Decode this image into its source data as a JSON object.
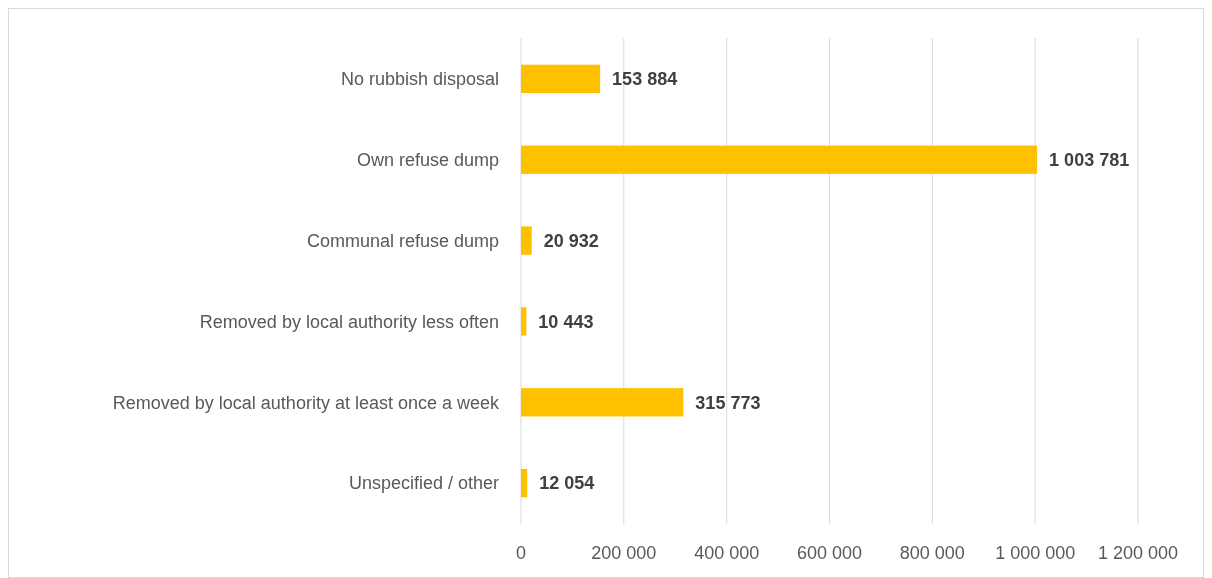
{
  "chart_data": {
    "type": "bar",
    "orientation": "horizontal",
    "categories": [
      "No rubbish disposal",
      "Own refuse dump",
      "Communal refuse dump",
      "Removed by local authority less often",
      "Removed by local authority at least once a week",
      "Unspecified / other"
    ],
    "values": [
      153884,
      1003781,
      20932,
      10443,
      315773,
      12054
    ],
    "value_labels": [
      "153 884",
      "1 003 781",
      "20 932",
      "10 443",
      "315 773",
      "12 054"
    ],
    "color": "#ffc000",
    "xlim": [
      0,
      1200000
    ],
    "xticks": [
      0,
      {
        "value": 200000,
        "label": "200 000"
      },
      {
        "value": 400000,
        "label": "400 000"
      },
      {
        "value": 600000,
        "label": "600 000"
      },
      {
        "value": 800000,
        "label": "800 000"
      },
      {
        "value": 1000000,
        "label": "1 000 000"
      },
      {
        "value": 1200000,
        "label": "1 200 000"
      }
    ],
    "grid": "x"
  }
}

*-*-*

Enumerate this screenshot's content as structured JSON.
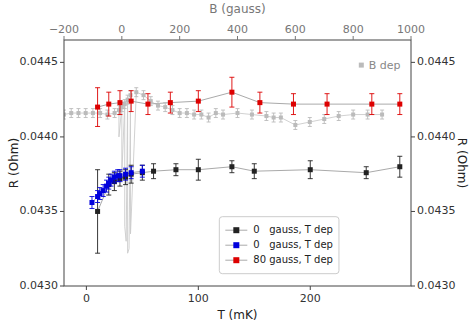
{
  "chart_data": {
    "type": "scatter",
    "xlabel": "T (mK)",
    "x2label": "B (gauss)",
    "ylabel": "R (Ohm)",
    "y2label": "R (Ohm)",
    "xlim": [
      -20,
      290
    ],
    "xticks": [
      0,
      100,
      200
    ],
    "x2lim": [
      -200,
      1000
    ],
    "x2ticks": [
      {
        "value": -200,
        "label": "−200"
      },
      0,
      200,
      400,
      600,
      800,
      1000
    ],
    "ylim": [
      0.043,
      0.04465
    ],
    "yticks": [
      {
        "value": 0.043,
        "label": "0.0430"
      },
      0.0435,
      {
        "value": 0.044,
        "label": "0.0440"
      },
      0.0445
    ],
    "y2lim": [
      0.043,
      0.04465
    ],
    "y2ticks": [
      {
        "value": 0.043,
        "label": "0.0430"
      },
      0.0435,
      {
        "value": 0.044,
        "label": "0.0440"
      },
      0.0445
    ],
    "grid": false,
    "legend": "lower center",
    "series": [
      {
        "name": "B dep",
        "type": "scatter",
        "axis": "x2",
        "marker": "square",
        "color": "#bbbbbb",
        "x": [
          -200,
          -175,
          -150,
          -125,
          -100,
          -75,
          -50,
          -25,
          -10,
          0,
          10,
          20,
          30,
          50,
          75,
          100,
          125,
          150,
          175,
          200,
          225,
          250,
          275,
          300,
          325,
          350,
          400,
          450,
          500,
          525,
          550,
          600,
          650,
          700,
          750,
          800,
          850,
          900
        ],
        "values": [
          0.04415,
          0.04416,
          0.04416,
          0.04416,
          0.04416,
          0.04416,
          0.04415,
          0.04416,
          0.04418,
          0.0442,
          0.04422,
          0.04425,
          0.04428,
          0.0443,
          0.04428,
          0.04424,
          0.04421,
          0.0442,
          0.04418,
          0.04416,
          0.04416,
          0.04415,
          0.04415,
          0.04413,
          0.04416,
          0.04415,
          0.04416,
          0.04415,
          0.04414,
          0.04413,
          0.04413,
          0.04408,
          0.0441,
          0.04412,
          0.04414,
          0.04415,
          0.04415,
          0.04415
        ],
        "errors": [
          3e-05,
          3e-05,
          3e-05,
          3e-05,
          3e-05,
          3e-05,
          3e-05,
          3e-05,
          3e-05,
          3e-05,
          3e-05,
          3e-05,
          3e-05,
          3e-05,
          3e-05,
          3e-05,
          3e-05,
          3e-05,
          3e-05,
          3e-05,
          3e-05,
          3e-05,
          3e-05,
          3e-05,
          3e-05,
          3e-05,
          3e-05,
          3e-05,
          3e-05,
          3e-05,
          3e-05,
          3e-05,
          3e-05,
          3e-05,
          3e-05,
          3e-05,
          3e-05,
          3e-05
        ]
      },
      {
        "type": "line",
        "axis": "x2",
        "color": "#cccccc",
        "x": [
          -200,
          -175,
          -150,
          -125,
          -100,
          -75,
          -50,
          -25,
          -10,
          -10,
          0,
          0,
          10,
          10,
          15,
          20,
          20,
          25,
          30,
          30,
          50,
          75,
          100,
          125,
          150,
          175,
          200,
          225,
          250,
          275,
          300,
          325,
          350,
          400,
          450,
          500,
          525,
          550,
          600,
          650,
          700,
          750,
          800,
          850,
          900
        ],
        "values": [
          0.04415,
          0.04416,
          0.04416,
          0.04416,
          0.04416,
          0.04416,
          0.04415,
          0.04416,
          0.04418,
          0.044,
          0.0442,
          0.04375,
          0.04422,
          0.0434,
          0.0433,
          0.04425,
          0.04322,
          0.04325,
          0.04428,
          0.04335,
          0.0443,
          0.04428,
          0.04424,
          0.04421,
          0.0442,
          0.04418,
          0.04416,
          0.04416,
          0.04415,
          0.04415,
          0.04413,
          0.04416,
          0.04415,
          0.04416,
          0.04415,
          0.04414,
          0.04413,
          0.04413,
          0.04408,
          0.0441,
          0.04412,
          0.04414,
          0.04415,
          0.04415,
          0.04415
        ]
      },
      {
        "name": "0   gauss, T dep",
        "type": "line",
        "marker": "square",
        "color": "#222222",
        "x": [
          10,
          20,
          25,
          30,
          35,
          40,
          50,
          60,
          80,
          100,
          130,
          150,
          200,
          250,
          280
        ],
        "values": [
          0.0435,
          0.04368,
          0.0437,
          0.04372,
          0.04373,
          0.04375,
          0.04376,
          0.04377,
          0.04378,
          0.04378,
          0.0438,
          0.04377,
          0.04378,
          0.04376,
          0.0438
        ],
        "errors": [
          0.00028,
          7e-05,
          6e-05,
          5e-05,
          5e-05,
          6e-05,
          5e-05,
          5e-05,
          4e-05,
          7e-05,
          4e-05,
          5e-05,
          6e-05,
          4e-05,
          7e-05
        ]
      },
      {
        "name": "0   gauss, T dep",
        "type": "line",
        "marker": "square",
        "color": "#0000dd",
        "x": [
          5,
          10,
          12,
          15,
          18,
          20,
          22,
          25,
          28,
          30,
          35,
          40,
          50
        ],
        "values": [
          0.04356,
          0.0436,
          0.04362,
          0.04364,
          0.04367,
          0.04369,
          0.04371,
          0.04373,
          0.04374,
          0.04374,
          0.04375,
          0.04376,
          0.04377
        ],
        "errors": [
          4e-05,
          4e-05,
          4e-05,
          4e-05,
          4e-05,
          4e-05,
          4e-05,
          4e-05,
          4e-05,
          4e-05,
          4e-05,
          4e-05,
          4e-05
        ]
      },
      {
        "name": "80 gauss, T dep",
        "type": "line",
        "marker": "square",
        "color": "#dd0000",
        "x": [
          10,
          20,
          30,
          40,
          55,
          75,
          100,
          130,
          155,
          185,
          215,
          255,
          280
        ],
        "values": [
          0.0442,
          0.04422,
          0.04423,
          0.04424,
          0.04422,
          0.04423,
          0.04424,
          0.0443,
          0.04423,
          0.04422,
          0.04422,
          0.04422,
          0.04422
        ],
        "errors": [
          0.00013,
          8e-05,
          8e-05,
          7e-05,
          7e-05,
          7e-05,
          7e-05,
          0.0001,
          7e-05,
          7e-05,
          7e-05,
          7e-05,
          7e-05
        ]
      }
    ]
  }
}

*-*-*

» **WHAT THE TASK ASKS**: Work out the number of lines in this listing that include the word "local". Reply with that number only.

» **RESULT FOR THIS EXERCISE**: 2